» Data listing

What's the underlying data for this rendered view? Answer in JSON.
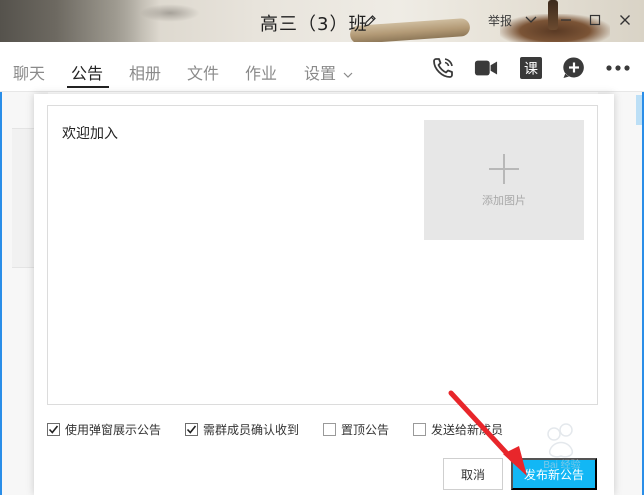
{
  "window": {
    "title": "高三（3）班",
    "report_label": "举报"
  },
  "tabs": [
    {
      "label": "聊天",
      "active": false
    },
    {
      "label": "公告",
      "active": true
    },
    {
      "label": "相册",
      "active": false
    },
    {
      "label": "文件",
      "active": false
    },
    {
      "label": "作业",
      "active": false
    },
    {
      "label": "设置",
      "active": false
    }
  ],
  "toolbar": {
    "icons": [
      "phone-icon",
      "video-icon",
      "lesson-icon",
      "help-icon",
      "more-icon"
    ],
    "lesson_label": "课"
  },
  "announcement": {
    "text": "欢迎加入",
    "add_image_label": "添加图片"
  },
  "options": [
    {
      "label": "使用弹窗展示公告",
      "checked": true
    },
    {
      "label": "需群成员确认收到",
      "checked": true
    },
    {
      "label": "置顶公告",
      "checked": false
    },
    {
      "label": "发送给新成员",
      "checked": false
    }
  ],
  "buttons": {
    "cancel": "取消",
    "publish": "发布新公告"
  },
  "watermark_text": "Bai 经验",
  "colors": {
    "accent": "#12b7f5",
    "arrow": "#e8262b",
    "text": "#222222",
    "muted": "#8a8a8a"
  }
}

» To be done
Restate the whole of the material word for word without the pictures.

» Complete response
What's the underlying data for this rendered view? Answer in JSON.
{
  "window": {
    "title": "高三（3）班",
    "report_label": "举报"
  },
  "tabs": [
    {
      "label": "聊天",
      "active": false
    },
    {
      "label": "公告",
      "active": true
    },
    {
      "label": "相册",
      "active": false
    },
    {
      "label": "文件",
      "active": false
    },
    {
      "label": "作业",
      "active": false
    },
    {
      "label": "设置",
      "active": false
    }
  ],
  "toolbar": {
    "icons": [
      "phone-icon",
      "video-icon",
      "lesson-icon",
      "help-icon",
      "more-icon"
    ],
    "lesson_label": "课"
  },
  "announcement": {
    "text": "欢迎加入",
    "add_image_label": "添加图片"
  },
  "options": [
    {
      "label": "使用弹窗展示公告",
      "checked": true
    },
    {
      "label": "需群成员确认收到",
      "checked": true
    },
    {
      "label": "置顶公告",
      "checked": false
    },
    {
      "label": "发送给新成员",
      "checked": false
    }
  ],
  "buttons": {
    "cancel": "取消",
    "publish": "发布新公告"
  },
  "watermark_text": "Bai 经验",
  "colors": {
    "accent": "#12b7f5",
    "arrow": "#e8262b",
    "text": "#222222",
    "muted": "#8a8a8a"
  }
}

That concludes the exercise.